* [Given task] Filter the entries that follow, copying every line in which the word "type" appears.

* [Dataset rows]
------------------------
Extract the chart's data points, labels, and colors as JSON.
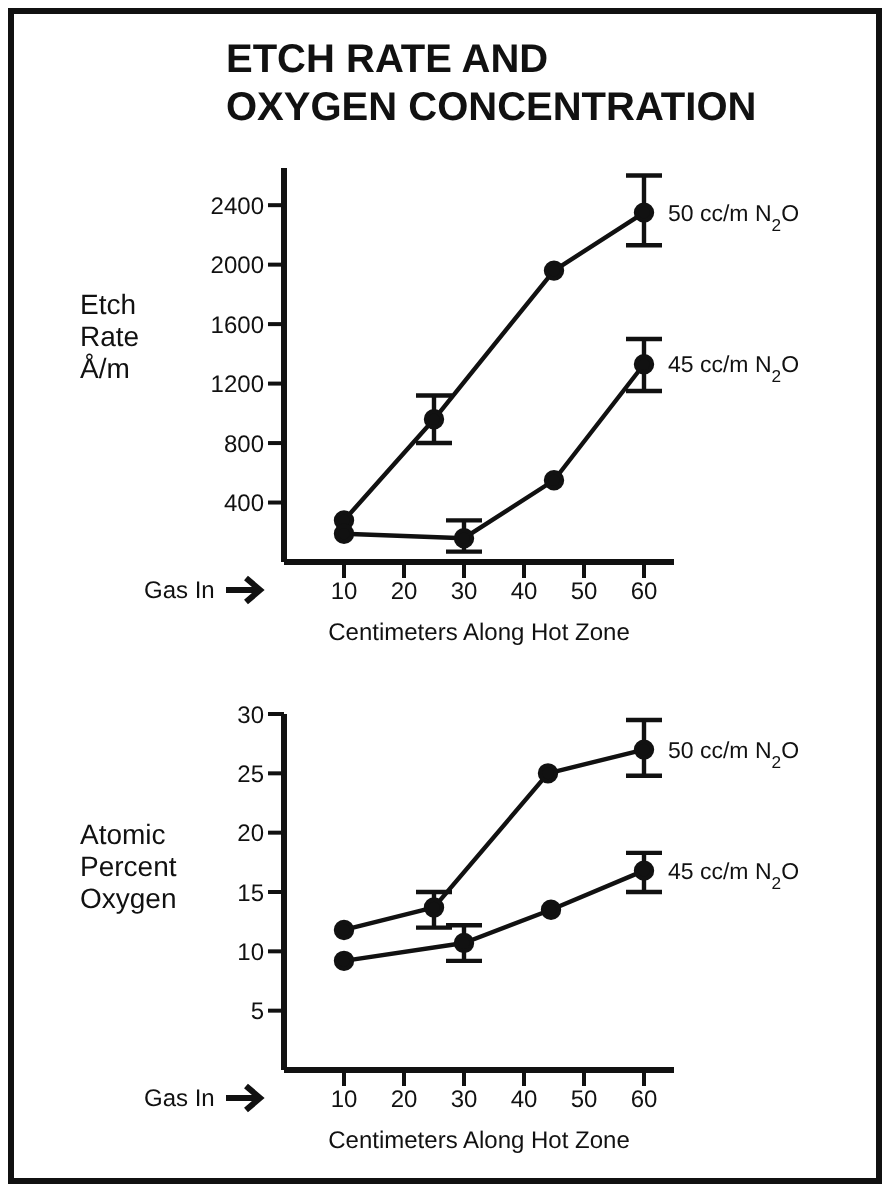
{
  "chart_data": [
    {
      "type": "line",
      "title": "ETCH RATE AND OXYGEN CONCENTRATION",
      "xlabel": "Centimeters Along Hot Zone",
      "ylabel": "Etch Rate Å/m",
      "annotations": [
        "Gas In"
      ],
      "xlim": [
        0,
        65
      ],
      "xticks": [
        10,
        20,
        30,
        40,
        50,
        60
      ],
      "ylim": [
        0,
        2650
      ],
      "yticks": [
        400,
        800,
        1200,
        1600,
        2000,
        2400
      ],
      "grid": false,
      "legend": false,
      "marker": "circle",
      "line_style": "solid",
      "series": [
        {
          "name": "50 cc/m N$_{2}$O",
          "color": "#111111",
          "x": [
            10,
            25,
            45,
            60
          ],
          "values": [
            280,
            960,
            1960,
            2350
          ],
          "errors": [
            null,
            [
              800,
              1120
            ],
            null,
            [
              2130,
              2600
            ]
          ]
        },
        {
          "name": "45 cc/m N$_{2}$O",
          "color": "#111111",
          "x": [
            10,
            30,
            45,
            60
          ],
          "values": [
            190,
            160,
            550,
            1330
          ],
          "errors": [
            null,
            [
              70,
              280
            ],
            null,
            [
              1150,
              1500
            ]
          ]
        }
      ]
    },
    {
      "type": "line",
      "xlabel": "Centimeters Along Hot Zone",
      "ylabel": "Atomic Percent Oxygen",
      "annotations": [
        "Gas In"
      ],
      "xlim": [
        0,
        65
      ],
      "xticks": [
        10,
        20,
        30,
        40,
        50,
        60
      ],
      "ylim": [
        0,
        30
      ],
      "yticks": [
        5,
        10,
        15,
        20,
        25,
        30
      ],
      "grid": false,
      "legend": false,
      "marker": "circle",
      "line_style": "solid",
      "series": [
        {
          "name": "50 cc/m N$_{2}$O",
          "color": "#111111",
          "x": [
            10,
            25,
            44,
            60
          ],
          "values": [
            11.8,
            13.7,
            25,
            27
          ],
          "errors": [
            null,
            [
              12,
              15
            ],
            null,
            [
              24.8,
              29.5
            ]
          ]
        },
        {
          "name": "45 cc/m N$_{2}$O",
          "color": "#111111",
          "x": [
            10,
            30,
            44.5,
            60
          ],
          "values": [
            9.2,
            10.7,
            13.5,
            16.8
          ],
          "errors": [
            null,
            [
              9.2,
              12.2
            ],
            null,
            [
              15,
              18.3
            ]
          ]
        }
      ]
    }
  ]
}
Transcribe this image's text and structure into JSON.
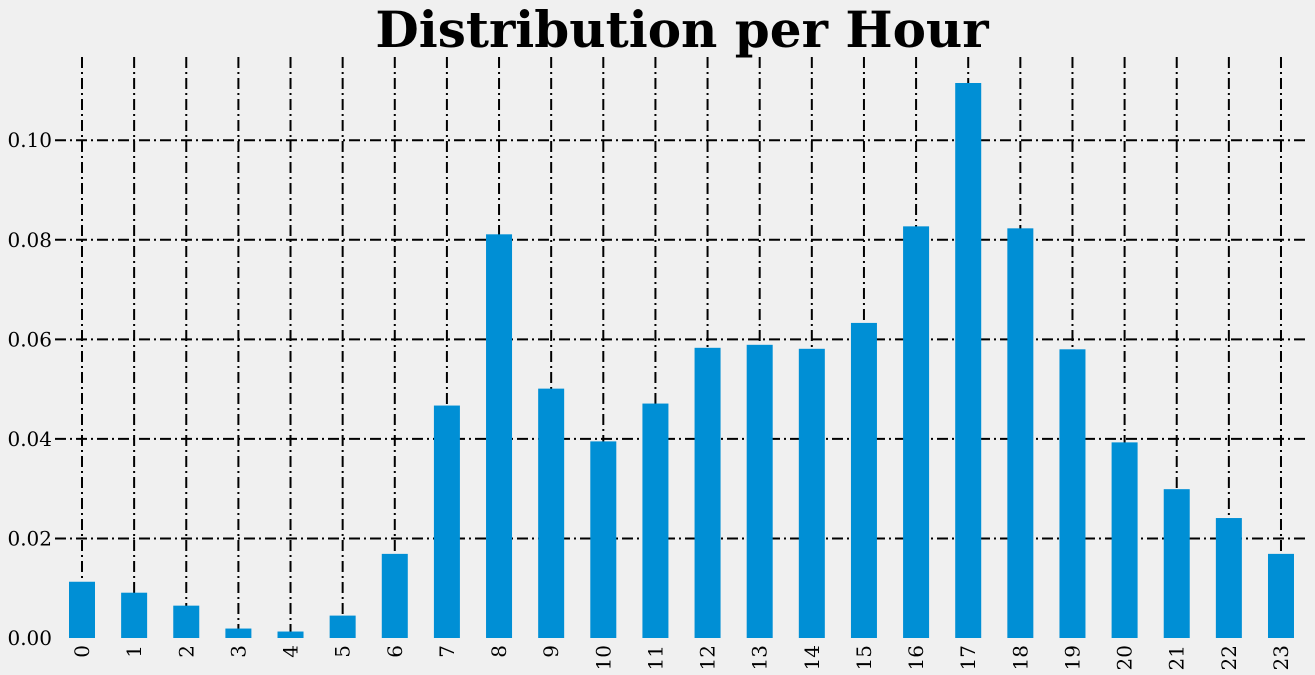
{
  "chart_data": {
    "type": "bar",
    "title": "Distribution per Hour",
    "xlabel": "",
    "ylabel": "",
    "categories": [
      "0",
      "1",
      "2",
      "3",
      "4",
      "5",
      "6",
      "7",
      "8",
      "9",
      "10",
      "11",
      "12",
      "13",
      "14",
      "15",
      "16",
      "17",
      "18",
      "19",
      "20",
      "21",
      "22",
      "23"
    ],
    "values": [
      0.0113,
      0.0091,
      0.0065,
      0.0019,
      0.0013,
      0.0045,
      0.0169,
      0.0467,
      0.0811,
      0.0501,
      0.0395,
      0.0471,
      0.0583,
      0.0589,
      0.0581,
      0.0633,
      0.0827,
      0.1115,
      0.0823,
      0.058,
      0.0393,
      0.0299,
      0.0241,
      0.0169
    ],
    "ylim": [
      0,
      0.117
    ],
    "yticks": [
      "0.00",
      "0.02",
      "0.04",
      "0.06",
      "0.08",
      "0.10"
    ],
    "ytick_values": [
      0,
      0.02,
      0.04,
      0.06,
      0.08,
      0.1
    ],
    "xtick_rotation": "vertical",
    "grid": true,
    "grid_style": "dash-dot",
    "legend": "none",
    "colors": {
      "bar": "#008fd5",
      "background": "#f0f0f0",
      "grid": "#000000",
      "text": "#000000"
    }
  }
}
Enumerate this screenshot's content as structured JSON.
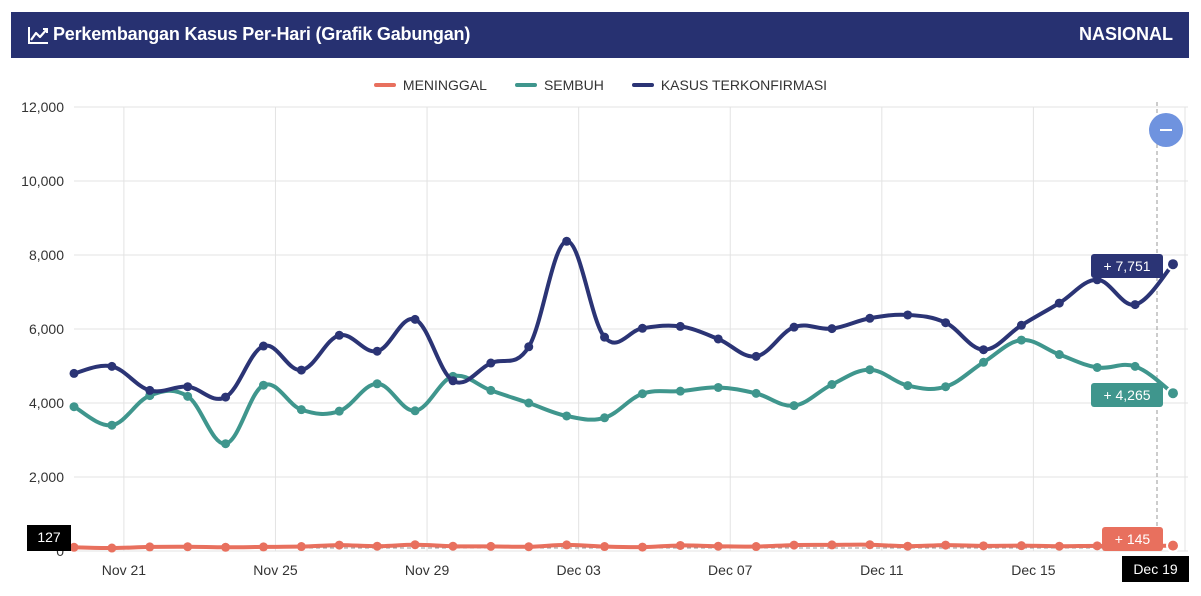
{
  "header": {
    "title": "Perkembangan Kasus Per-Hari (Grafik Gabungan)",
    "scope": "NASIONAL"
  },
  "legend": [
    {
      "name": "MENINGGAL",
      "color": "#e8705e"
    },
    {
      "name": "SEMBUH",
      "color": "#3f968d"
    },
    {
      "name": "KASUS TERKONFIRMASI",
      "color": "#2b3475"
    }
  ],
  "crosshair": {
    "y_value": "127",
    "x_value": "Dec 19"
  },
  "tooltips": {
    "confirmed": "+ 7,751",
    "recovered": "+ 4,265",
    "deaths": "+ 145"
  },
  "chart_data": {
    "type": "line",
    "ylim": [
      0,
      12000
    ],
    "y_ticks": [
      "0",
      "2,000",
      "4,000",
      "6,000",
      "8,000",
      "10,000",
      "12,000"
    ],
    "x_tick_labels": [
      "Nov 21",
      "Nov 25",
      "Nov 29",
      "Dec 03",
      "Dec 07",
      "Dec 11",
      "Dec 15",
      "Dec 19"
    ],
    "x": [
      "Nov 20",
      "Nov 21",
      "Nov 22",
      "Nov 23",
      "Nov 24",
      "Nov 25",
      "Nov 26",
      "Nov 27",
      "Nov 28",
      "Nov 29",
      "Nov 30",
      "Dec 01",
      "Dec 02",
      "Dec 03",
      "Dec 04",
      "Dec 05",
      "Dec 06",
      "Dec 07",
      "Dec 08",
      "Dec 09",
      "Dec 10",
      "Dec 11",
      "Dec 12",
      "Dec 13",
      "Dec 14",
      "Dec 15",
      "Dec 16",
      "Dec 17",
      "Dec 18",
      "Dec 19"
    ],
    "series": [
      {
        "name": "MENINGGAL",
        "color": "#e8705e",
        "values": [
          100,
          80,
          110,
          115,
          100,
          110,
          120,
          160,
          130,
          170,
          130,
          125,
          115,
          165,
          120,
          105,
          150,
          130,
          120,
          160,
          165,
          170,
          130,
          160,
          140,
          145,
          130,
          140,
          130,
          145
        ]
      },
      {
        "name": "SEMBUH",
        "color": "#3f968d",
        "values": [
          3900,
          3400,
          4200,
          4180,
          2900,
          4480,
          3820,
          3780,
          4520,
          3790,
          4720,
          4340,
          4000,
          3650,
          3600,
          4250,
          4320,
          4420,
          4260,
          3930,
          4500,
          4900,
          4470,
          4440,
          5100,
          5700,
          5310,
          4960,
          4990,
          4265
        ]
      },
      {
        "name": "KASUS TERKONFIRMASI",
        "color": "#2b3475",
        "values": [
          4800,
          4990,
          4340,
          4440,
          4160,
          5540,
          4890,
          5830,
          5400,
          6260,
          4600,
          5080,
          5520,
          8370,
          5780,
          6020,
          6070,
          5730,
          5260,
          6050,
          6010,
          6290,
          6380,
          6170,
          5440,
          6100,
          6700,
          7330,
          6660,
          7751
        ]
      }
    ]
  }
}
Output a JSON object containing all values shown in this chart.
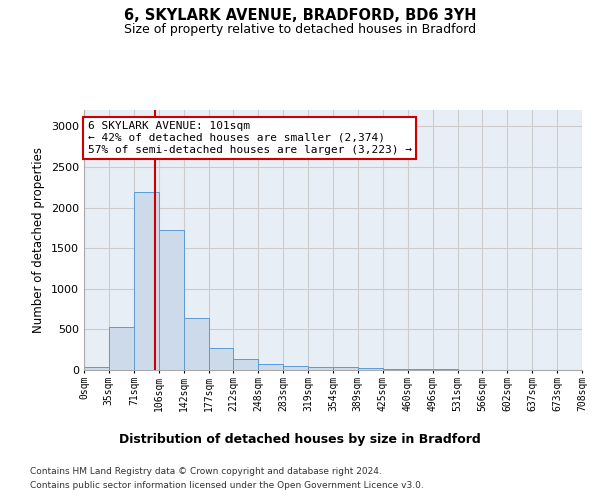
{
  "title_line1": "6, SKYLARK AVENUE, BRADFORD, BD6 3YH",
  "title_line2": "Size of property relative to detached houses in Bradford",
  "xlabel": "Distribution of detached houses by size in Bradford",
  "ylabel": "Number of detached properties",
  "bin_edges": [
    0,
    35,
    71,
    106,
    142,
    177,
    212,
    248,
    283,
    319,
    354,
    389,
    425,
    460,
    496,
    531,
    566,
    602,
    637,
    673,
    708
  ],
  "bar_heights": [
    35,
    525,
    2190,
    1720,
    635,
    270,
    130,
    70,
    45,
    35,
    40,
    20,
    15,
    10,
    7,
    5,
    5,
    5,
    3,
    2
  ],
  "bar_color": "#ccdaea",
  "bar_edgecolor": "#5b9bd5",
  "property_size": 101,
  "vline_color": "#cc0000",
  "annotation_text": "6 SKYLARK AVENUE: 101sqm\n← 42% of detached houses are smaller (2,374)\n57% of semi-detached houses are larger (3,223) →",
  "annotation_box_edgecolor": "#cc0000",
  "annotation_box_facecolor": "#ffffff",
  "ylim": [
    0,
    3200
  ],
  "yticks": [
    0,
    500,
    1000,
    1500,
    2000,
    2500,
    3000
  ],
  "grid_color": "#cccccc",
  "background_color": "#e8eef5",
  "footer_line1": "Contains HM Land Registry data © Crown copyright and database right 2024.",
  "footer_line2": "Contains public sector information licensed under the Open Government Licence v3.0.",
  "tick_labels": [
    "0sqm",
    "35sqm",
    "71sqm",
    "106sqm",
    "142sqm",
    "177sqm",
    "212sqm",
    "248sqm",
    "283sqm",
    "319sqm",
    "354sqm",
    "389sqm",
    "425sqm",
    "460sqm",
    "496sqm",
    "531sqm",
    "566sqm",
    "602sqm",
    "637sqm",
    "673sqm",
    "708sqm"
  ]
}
------------------------
* [The answer]
      "type": "line",
      "type": "line",
    "type": "bar",
    "type": "line",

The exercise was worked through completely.